* The exercise *
Only the lines from the one containing "Enumerate this screenshot's" through the end of the entries should be repeated, exactly as they appear, first and last included.

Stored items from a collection
- - - - -

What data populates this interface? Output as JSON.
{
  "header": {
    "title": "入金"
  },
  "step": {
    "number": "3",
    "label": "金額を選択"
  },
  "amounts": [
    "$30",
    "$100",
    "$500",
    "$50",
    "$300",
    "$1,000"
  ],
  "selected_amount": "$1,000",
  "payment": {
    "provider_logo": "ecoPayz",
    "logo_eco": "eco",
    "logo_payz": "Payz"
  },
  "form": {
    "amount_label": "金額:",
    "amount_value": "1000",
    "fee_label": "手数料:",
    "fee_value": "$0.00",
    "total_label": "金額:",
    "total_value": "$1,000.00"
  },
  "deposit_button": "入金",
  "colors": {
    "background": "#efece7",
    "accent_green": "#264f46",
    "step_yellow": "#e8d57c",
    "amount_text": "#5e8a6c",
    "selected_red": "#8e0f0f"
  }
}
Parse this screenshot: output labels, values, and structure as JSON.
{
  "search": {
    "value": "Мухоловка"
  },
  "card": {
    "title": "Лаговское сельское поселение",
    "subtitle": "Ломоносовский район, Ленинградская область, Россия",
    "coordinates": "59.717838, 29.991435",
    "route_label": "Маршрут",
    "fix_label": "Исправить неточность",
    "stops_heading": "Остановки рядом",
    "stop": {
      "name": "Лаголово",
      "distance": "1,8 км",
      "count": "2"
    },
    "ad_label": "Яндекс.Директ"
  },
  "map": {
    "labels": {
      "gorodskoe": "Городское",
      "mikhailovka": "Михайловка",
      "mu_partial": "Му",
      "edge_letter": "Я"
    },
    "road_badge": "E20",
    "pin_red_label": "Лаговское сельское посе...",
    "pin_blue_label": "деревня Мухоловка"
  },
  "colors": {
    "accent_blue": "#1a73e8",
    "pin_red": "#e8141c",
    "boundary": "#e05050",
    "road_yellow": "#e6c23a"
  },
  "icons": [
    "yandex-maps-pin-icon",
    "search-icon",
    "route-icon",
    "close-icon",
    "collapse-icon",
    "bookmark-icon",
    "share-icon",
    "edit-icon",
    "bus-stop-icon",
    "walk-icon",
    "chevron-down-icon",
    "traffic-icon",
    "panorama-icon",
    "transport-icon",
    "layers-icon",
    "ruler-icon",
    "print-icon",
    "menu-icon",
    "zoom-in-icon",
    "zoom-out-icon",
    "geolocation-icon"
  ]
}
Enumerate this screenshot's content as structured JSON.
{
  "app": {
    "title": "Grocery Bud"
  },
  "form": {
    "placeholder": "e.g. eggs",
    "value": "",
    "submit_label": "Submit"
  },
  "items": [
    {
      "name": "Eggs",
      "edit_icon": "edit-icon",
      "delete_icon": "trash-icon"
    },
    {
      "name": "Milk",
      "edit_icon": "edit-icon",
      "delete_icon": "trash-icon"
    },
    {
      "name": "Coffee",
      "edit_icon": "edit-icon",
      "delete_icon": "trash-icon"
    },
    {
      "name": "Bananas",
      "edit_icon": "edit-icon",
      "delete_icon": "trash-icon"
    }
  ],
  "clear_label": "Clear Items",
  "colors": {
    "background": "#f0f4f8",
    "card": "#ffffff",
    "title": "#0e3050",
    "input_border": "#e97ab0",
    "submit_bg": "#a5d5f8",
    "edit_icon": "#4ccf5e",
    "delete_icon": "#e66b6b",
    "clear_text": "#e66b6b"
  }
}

- - - - -

* Exercise solution *
Enumerate this screenshot's content as structured JSON.
{
  "app": {
    "title": "Grocery Bud"
  },
  "form": {
    "placeholder": "e.g. eggs",
    "value": "",
    "submit_label": "Submit"
  },
  "items": [
    {
      "name": "Eggs",
      "edit_icon": "edit-icon",
      "delete_icon": "trash-icon"
    },
    {
      "name": "Milk",
      "edit_icon": "edit-icon",
      "delete_icon": "trash-icon"
    },
    {
      "name": "Coffee",
      "edit_icon": "edit-icon",
      "delete_icon": "trash-icon"
    },
    {
      "name": "Bananas",
      "edit_icon": "edit-icon",
      "delete_icon": "trash-icon"
    }
  ],
  "clear_label": "Clear Items",
  "colors": {
    "background": "#f0f4f8",
    "card": "#ffffff",
    "title": "#0e3050",
    "input_border": "#e97ab0",
    "submit_bg": "#a5d5f8",
    "edit_icon": "#4ccf5e",
    "delete_icon": "#e66b6b",
    "clear_text": "#e66b6b"
  }
}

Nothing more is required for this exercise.